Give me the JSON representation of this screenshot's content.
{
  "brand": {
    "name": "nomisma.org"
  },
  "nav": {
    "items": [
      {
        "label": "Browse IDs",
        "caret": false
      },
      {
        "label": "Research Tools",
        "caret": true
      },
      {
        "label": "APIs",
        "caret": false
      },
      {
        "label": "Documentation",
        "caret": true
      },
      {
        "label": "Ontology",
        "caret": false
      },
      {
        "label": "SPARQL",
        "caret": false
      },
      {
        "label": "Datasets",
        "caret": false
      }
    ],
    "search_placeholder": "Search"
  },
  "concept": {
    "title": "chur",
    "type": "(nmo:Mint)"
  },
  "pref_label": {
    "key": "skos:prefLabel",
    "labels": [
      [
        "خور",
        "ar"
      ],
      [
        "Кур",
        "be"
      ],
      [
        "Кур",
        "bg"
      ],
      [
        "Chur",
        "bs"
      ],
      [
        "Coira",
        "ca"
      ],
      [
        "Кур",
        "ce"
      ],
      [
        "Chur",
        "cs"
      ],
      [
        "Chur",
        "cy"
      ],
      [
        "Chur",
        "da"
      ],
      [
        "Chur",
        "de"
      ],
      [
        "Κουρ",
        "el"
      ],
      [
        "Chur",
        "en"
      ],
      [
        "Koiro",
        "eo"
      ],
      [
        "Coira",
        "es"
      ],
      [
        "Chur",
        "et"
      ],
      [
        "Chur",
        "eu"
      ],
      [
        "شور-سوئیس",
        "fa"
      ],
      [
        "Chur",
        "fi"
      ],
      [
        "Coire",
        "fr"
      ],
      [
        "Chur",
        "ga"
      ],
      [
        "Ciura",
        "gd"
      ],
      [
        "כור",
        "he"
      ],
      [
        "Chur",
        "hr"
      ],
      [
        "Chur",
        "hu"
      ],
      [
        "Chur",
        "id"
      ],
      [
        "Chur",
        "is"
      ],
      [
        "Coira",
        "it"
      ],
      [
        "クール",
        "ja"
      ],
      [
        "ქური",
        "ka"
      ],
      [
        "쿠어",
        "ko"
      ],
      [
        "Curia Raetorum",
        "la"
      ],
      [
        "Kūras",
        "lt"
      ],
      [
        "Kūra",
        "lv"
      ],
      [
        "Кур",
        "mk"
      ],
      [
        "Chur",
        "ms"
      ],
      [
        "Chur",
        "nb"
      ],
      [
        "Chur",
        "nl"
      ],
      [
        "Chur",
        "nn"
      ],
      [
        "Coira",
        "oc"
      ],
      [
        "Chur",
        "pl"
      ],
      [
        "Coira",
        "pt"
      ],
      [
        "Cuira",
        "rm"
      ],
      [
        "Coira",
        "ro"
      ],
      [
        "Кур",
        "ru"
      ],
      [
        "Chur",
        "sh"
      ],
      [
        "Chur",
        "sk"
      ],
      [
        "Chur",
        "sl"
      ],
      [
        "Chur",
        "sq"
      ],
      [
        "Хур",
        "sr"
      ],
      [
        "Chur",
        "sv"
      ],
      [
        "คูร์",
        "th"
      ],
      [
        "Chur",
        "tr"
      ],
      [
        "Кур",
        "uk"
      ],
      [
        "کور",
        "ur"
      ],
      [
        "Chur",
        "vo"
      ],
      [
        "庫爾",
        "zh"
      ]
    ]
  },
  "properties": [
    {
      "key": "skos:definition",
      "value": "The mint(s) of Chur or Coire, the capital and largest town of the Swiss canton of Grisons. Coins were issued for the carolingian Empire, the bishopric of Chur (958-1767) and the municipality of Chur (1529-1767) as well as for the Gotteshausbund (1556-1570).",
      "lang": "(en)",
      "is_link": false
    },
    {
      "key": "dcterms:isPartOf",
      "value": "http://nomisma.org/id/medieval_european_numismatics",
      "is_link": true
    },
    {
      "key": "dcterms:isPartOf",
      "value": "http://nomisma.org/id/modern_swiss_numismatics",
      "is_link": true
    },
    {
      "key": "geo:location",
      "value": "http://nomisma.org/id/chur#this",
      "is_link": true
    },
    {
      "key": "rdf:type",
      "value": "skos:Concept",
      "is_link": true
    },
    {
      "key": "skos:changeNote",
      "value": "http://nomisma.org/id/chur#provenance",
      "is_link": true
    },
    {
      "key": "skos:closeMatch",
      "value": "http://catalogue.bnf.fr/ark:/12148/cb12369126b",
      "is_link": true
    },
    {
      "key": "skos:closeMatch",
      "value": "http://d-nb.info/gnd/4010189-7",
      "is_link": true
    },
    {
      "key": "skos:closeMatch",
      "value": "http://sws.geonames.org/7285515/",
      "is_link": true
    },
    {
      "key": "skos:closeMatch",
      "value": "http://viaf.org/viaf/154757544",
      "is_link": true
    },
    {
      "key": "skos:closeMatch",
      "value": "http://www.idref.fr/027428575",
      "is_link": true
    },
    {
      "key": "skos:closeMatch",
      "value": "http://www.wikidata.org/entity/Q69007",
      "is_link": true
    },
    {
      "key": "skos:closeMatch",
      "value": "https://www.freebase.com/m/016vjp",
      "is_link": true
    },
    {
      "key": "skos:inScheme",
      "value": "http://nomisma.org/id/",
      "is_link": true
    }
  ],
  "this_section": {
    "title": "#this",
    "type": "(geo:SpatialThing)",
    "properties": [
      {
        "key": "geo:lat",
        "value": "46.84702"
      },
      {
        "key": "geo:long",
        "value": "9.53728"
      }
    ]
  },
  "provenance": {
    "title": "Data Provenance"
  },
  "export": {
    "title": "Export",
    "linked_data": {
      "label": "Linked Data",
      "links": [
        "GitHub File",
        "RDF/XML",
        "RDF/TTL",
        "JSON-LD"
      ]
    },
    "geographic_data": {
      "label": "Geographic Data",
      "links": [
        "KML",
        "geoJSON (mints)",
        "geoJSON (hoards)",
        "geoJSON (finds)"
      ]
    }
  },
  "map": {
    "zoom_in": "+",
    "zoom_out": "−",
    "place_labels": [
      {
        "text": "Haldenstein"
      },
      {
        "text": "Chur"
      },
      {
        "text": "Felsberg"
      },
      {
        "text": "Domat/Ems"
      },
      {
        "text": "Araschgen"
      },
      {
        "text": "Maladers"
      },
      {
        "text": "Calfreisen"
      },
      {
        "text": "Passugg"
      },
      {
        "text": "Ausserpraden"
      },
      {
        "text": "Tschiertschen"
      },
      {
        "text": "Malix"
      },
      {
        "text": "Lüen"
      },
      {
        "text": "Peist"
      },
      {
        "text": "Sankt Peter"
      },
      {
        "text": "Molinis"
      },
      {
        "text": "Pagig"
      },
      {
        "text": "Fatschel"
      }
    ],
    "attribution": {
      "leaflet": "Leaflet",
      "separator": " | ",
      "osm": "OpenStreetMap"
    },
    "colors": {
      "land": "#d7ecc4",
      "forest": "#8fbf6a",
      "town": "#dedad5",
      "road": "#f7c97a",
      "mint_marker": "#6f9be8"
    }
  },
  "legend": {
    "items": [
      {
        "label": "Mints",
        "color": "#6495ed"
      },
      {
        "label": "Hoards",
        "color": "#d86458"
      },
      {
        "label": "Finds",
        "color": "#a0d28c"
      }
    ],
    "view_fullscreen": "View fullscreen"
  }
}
━━━
Exercise requirements.
Go over the data above and copy every line that has the word "title" in it.

Right answer.
    "title": "chur",
    "title": "#this",
    "title": "Data Provenance"
    "title": "Export",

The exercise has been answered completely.